[Start Source material]

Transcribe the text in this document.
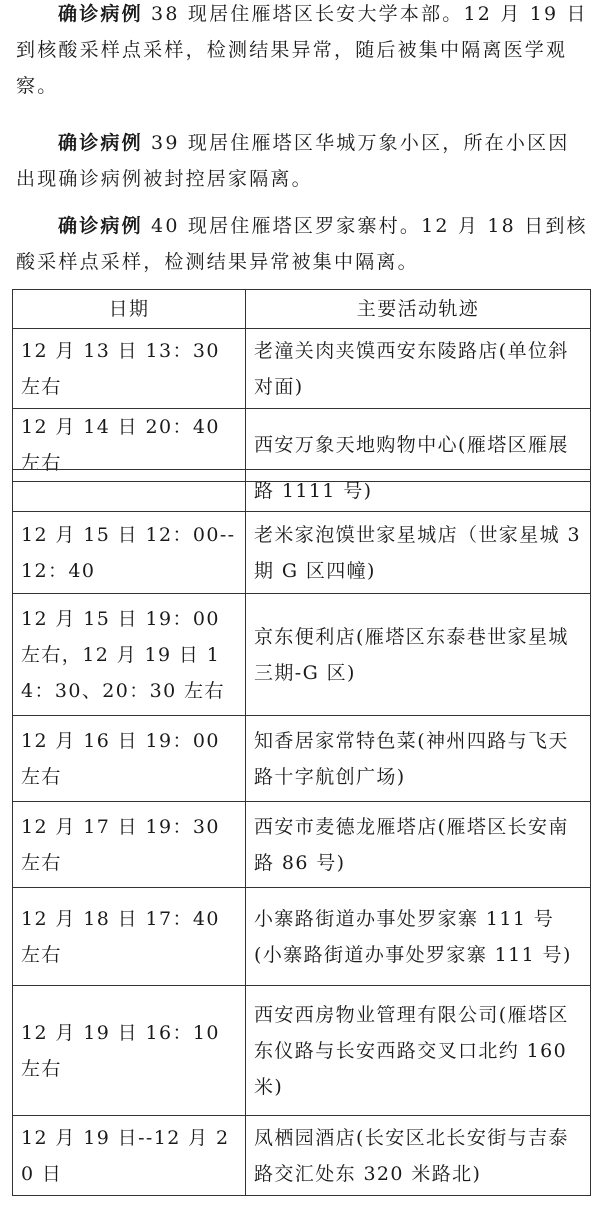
确诊病例 38 现居住雁塔区长安大学本部。12 月 19 日到核酸采样点采样，检测结果异常，随后被集中隔离医学观察。

确诊病例 39 现居住雁塔区华城万象小区，所在小区因出现确诊病例被封控居家隔离。

确诊病例 40 现居住雁塔区罗家寨村。12 月 18 日到核酸采样点采样，检测结果异常被集中隔离。

日期	主要活动轨迹
12 月 13 日 13：30 左右	老潼关肉夹馍西安东陵路店(单位斜对面)
12 月 14 日 20：40 左右	西安万象天地购物中心(雁塔区雁展
	路 1111 号)
12 月 15 日 12：00--12：40	老米家泡馍世家星城店（世家星城 3 期 G 区四幢)
12 月 15 日 19：00 左右，12 月 19 日 14：30、20：30 左右	京东便利店(雁塔区东泰巷世家星城三期-G 区)
12 月 16 日 19：00 左右	知香居家常特色菜(神州四路与飞天路十字航创广场)
12 月 17 日 19：30 左右	西安市麦德龙雁塔店(雁塔区长安南路 86 号)
12 月 18 日 17：40 左右	小寨路街道办事处罗家寨 111 号(小寨路街道办事处罗家寨 111 号)
12 月 19 日 16：10 左右	西安西房物业管理有限公司(雁塔区东仪路与长安西路交叉口北约 160 米)
12 月 19 日--12 月 20 日	凤栖园酒店(长安区北长安街与吉泰路交汇处东 320 米路北)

[End Source material]

=== Task brief ===
Go through the entries above and output them exactly, without pictures.

=== The output ===
Transcribe the text in this document.
确诊病例 38 现居住雁塔区长安大学本部。12 月 19 日到核酸采样点采样，检测结果异常，随后被集中隔离医学观察。

确诊病例 39 现居住雁塔区华城万象小区，所在小区因出现确诊病例被封控居家隔离。

确诊病例 40 现居住雁塔区罗家寨村。12 月 18 日到核酸采样点采样，检测结果异常被集中隔离。

日期	主要活动轨迹
12 月 13 日 13：30 左右	老潼关肉夹馍西安东陵路店(单位斜对面)
12 月 14 日 20：40 左右	西安万象天地购物中心(雁塔区雁展
	路 1111 号)
12 月 15 日 12：00--12：40	老米家泡馍世家星城店（世家星城 3 期 G 区四幢)
12 月 15 日 19：00 左右，12 月 19 日 14：30、20：30 左右	京东便利店(雁塔区东泰巷世家星城三期-G 区)
12 月 16 日 19：00 左右	知香居家常特色菜(神州四路与飞天路十字航创广场)
12 月 17 日 19：30 左右	西安市麦德龙雁塔店(雁塔区长安南路 86 号)
12 月 18 日 17：40 左右	小寨路街道办事处罗家寨 111 号(小寨路街道办事处罗家寨 111 号)
12 月 19 日 16：10 左右	西安西房物业管理有限公司(雁塔区东仪路与长安西路交叉口北约 160 米)
12 月 19 日--12 月 20 日	凤栖园酒店(长安区北长安街与吉泰路交汇处东 320 米路北)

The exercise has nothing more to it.